WORK TO DO | Report each line of the data that has "Type" somewhere in it.

DATA TO PROCESS |
........
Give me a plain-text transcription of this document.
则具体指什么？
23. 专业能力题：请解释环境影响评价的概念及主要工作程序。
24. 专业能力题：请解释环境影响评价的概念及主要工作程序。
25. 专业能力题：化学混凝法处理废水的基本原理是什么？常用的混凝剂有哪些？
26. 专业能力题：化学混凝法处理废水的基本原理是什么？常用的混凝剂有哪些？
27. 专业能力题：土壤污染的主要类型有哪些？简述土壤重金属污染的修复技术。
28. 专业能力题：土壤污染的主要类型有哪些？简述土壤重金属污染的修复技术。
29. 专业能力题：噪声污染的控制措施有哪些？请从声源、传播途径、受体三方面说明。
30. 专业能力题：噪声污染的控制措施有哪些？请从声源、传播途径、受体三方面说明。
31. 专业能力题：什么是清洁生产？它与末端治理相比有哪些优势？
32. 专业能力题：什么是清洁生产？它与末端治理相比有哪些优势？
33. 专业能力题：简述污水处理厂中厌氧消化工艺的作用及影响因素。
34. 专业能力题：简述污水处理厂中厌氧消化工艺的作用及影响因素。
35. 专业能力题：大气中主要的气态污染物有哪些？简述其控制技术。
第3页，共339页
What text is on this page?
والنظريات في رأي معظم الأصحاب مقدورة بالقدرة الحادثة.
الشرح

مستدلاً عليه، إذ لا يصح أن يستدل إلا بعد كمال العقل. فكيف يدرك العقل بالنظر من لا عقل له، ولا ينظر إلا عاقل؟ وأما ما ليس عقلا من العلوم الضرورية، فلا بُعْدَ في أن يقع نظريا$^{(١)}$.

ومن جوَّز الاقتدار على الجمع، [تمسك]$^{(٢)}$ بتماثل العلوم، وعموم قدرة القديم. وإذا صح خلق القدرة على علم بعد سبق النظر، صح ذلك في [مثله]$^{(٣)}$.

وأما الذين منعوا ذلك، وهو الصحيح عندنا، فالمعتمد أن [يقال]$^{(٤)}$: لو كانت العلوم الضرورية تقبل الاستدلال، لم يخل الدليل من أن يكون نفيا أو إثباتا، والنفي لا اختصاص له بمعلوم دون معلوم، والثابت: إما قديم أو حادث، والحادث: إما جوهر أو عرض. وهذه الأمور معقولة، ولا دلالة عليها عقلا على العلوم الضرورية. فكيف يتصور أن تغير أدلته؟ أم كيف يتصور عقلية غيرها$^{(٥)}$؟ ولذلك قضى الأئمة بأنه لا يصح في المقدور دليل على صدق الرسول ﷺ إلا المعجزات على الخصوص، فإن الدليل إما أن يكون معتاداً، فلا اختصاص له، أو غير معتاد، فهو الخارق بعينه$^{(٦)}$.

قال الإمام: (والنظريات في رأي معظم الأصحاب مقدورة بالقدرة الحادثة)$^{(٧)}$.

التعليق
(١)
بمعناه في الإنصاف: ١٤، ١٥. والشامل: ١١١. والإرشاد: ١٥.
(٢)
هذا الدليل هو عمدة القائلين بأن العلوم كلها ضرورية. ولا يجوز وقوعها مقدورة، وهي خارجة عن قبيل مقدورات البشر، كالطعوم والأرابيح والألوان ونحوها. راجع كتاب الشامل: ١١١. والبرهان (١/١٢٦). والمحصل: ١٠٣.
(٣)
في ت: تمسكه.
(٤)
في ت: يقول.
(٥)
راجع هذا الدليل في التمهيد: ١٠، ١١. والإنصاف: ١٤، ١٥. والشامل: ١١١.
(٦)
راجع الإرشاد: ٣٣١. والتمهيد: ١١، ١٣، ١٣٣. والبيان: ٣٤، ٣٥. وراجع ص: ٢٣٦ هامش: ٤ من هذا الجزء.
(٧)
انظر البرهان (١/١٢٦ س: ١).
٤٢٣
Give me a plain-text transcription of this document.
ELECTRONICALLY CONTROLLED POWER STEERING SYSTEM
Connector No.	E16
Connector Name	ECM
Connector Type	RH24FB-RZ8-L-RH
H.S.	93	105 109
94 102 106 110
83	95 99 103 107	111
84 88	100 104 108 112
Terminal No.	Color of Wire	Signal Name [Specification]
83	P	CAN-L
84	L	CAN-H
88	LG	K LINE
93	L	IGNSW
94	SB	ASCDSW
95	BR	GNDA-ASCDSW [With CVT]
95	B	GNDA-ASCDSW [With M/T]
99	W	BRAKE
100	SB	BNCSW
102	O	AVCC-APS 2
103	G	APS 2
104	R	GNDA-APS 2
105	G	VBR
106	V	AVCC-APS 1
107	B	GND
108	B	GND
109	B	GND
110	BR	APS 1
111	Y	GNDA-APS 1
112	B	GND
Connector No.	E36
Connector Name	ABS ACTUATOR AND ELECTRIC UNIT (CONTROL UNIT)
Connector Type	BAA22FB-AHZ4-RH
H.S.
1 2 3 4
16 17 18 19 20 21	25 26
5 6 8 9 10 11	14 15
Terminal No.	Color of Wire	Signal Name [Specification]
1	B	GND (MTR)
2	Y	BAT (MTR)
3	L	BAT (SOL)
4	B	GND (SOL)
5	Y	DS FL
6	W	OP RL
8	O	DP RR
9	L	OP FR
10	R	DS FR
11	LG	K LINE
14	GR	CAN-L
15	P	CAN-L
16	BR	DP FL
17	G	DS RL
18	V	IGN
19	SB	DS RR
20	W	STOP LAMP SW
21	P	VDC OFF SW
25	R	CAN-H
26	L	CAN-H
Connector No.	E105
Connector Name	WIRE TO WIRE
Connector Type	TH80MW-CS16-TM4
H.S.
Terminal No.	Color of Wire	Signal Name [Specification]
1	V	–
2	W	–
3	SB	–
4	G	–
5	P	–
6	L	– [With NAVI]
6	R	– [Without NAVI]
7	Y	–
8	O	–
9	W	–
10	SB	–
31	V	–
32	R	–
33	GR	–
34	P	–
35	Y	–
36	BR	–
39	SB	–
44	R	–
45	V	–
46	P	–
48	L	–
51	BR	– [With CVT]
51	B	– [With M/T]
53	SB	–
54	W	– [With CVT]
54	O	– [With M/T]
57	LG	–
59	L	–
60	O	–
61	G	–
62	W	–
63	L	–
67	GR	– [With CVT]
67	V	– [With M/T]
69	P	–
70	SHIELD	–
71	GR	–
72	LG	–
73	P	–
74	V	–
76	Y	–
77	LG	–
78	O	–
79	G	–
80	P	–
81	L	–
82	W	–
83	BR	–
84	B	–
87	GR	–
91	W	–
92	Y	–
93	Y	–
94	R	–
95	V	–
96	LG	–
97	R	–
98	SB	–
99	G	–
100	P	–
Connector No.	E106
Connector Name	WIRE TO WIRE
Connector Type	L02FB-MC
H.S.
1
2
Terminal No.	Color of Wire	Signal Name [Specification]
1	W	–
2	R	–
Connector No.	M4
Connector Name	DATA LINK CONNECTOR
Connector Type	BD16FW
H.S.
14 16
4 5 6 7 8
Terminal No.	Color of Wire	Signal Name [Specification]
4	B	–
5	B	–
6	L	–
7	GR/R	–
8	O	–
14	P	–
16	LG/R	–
........
RESULT OF THIS TASK |
Connector Type	RH24FB-RZ8-L-RH
Connector Type	BAA22FB-AHZ4-RH
Connector Type	TH80MW-CS16-TM4
Connector Type	L02FB-MC
Connector Type	BD16FW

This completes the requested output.